Raw records
-=-=-=-=-
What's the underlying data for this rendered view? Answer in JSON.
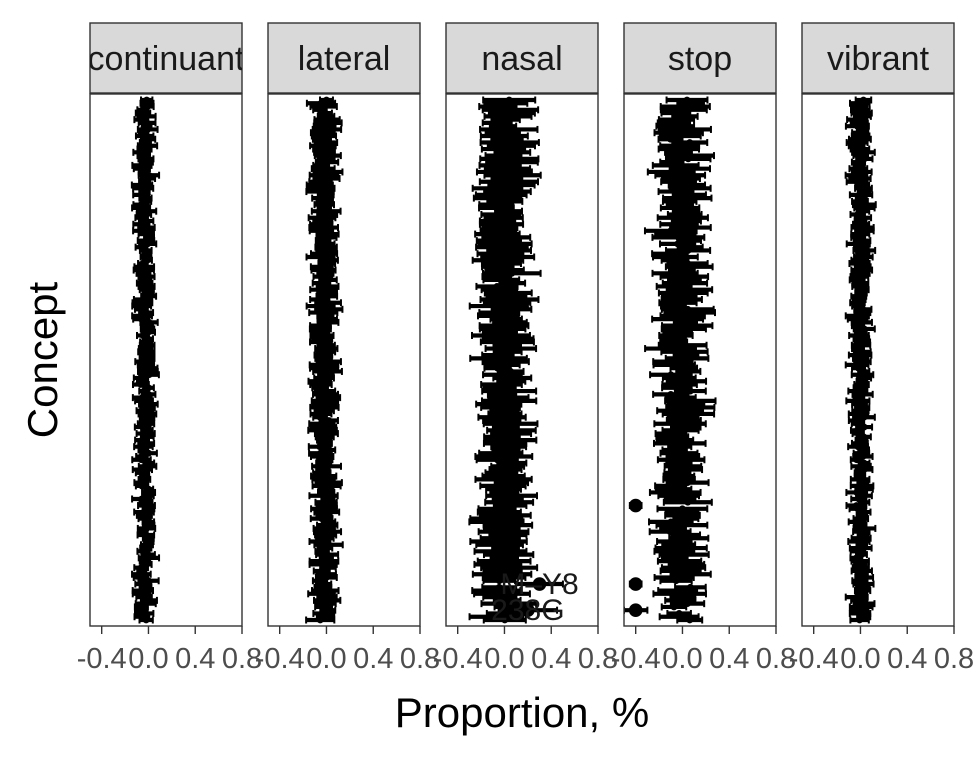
{
  "chart_data": {
    "type": "scatter",
    "subtype": "dot-with-horizontal-error-bars, faceted",
    "xlabel": "Proportion, %",
    "ylabel": "Concept",
    "xlim": [
      -0.5,
      0.8
    ],
    "x_ticks": [
      -0.4,
      0.0,
      0.4,
      0.8
    ],
    "x_tick_labels": [
      "-0.4",
      "0.0",
      "0.4",
      "0.8"
    ],
    "y_tick_labels_shown": false,
    "concept_count": 160,
    "grid": false,
    "legend": "none",
    "colors": {
      "marks": "#000000",
      "strip_fill": "#d9d9d9",
      "strip_border": "#333333",
      "panel_border": "#333333",
      "tick_label": "#4d4d4d"
    },
    "facets": [
      {
        "label": "continuant",
        "center": -0.03,
        "typical_error": 0.07,
        "point_jitter": 0.035,
        "outliers": []
      },
      {
        "label": "lateral",
        "center": -0.02,
        "typical_error": 0.1,
        "point_jitter": 0.04,
        "outliers": []
      },
      {
        "label": "nasal",
        "center": 0.0,
        "typical_error": 0.2,
        "point_jitter": 0.07,
        "outliers": [
          {
            "concept_index": 148,
            "x": 0.3,
            "error": 0.2
          },
          {
            "concept_index": 156,
            "x": 0.2,
            "error": 0.25
          }
        ],
        "point_labels": [
          {
            "concept_index": 148,
            "text": "M–Y8"
          },
          {
            "concept_index": 156,
            "text": "238G"
          }
        ]
      },
      {
        "label": "stop",
        "center": -0.02,
        "typical_error": 0.18,
        "point_jitter": 0.09,
        "outliers": [
          {
            "concept_index": 124,
            "x": -0.4,
            "error": 0.05
          },
          {
            "concept_index": 148,
            "x": -0.4,
            "error": 0.05
          },
          {
            "concept_index": 156,
            "x": -0.4,
            "error": 0.1
          }
        ]
      },
      {
        "label": "vibrant",
        "center": 0.0,
        "typical_error": 0.08,
        "point_jitter": 0.035,
        "outliers": []
      }
    ]
  }
}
-=-=-=-=-
Retype the data above exactly; pictures are not part of the copy.

What's the underlying data for this rendered view? Answer in JSON.
{
  "chart_data": {
    "type": "scatter",
    "subtype": "dot-with-horizontal-error-bars, faceted",
    "xlabel": "Proportion, %",
    "ylabel": "Concept",
    "xlim": [
      -0.5,
      0.8
    ],
    "x_ticks": [
      -0.4,
      0.0,
      0.4,
      0.8
    ],
    "x_tick_labels": [
      "-0.4",
      "0.0",
      "0.4",
      "0.8"
    ],
    "y_tick_labels_shown": false,
    "concept_count": 160,
    "grid": false,
    "legend": "none",
    "colors": {
      "marks": "#000000",
      "strip_fill": "#d9d9d9",
      "strip_border": "#333333",
      "panel_border": "#333333",
      "tick_label": "#4d4d4d"
    },
    "facets": [
      {
        "label": "continuant",
        "center": -0.03,
        "typical_error": 0.07,
        "point_jitter": 0.035,
        "outliers": []
      },
      {
        "label": "lateral",
        "center": -0.02,
        "typical_error": 0.1,
        "point_jitter": 0.04,
        "outliers": []
      },
      {
        "label": "nasal",
        "center": 0.0,
        "typical_error": 0.2,
        "point_jitter": 0.07,
        "outliers": [
          {
            "concept_index": 148,
            "x": 0.3,
            "error": 0.2
          },
          {
            "concept_index": 156,
            "x": 0.2,
            "error": 0.25
          }
        ],
        "point_labels": [
          {
            "concept_index": 148,
            "text": "M–Y8"
          },
          {
            "concept_index": 156,
            "text": "238G"
          }
        ]
      },
      {
        "label": "stop",
        "center": -0.02,
        "typical_error": 0.18,
        "point_jitter": 0.09,
        "outliers": [
          {
            "concept_index": 124,
            "x": -0.4,
            "error": 0.05
          },
          {
            "concept_index": 148,
            "x": -0.4,
            "error": 0.05
          },
          {
            "concept_index": 156,
            "x": -0.4,
            "error": 0.1
          }
        ]
      },
      {
        "label": "vibrant",
        "center": 0.0,
        "typical_error": 0.08,
        "point_jitter": 0.035,
        "outliers": []
      }
    ]
  }
}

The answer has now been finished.